» Data for processing:
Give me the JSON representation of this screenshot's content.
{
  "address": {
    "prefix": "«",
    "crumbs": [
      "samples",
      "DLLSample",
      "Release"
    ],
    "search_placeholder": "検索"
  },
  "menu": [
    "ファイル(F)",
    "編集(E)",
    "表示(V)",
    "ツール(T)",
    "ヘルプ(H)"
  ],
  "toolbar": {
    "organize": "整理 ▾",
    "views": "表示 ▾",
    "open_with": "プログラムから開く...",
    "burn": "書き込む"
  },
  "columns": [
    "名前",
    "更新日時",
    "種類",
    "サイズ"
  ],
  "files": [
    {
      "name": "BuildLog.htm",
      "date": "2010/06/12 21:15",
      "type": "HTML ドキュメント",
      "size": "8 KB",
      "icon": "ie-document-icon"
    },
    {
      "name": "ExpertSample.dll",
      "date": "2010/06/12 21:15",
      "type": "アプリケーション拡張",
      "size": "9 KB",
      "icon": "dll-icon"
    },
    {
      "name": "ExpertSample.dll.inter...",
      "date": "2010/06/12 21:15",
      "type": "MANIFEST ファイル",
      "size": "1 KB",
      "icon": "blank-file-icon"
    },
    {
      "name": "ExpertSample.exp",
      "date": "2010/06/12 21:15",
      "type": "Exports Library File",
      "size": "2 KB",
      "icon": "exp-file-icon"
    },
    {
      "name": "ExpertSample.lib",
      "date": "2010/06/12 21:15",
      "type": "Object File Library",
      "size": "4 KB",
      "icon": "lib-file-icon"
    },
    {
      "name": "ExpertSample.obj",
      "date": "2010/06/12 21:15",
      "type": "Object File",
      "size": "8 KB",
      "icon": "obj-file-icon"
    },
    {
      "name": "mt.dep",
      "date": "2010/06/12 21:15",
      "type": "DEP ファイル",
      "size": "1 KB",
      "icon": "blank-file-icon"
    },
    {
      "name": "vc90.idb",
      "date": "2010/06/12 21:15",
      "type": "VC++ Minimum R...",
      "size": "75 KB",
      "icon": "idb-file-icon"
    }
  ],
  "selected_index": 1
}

» Written exercise: The records above must be repeated exactly, every one of them.

» Result of this task:
Give me the JSON representation of this screenshot's content.
{
  "address": {
    "prefix": "«",
    "crumbs": [
      "samples",
      "DLLSample",
      "Release"
    ],
    "search_placeholder": "検索"
  },
  "menu": [
    "ファイル(F)",
    "編集(E)",
    "表示(V)",
    "ツール(T)",
    "ヘルプ(H)"
  ],
  "toolbar": {
    "organize": "整理 ▾",
    "views": "表示 ▾",
    "open_with": "プログラムから開く...",
    "burn": "書き込む"
  },
  "columns": [
    "名前",
    "更新日時",
    "種類",
    "サイズ"
  ],
  "files": [
    {
      "name": "BuildLog.htm",
      "date": "2010/06/12 21:15",
      "type": "HTML ドキュメント",
      "size": "8 KB",
      "icon": "ie-document-icon"
    },
    {
      "name": "ExpertSample.dll",
      "date": "2010/06/12 21:15",
      "type": "アプリケーション拡張",
      "size": "9 KB",
      "icon": "dll-icon"
    },
    {
      "name": "ExpertSample.dll.inter...",
      "date": "2010/06/12 21:15",
      "type": "MANIFEST ファイル",
      "size": "1 KB",
      "icon": "blank-file-icon"
    },
    {
      "name": "ExpertSample.exp",
      "date": "2010/06/12 21:15",
      "type": "Exports Library File",
      "size": "2 KB",
      "icon": "exp-file-icon"
    },
    {
      "name": "ExpertSample.lib",
      "date": "2010/06/12 21:15",
      "type": "Object File Library",
      "size": "4 KB",
      "icon": "lib-file-icon"
    },
    {
      "name": "ExpertSample.obj",
      "date": "2010/06/12 21:15",
      "type": "Object File",
      "size": "8 KB",
      "icon": "obj-file-icon"
    },
    {
      "name": "mt.dep",
      "date": "2010/06/12 21:15",
      "type": "DEP ファイル",
      "size": "1 KB",
      "icon": "blank-file-icon"
    },
    {
      "name": "vc90.idb",
      "date": "2010/06/12 21:15",
      "type": "VC++ Minimum R...",
      "size": "75 KB",
      "icon": "idb-file-icon"
    }
  ],
  "selected_index": 1
}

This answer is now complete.